AIM: Write down each entry again, exactly as it reads.

***** DATA PROVIDED

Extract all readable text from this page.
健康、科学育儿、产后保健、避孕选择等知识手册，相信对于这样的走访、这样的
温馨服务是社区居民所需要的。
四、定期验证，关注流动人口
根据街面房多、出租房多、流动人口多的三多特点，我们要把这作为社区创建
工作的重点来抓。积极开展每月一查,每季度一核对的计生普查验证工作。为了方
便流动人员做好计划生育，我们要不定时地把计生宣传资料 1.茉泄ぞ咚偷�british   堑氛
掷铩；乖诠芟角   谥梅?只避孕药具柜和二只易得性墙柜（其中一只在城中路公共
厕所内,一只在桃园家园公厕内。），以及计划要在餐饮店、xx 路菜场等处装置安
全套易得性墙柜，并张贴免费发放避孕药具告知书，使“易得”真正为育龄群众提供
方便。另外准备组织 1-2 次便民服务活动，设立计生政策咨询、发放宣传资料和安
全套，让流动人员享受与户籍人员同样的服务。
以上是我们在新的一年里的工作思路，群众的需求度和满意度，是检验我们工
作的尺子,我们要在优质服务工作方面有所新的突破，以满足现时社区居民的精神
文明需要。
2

**********

PROBLEM SOLUTION:
Extract all readable text from this page.
健康、科学育儿、产后保健、避孕选择等知识手册，相信对于这样的走访、这样的
温馨服务是社区居民所需要的。
四、定期验证，关注流动人口
根据街面房多、出租房多、流动人口多的三多特点，我们要把这作为社区创建
工作的重点来抓。积极开展每月一查,每季度一核对的计生普查验证工作。为了方
便流动人员做好计划生育，我们要不定时地把计生宣传资料 1.茉泄ぞ咚偷�british   堑氛
掷铩；乖诠芟角   谥梅?只避孕药具柜和二只易得性墙柜（其中一只在城中路公共
厕所内,一只在桃园家园公厕内。），以及计划要在餐饮店、xx 路菜场等处装置安
全套易得性墙柜，并张贴免费发放避孕药具告知书，使“易得”真正为育龄群众提供
方便。另外准备组织 1-2 次便民服务活动，设立计生政策咨询、发放宣传资料和安
全套，让流动人员享受与户籍人员同样的服务。
以上是我们在新的一年里的工作思路，群众的需求度和满意度，是检验我们工
作的尺子,我们要在优质服务工作方面有所新的突破，以满足现时社区居民的精神
文明需要。
2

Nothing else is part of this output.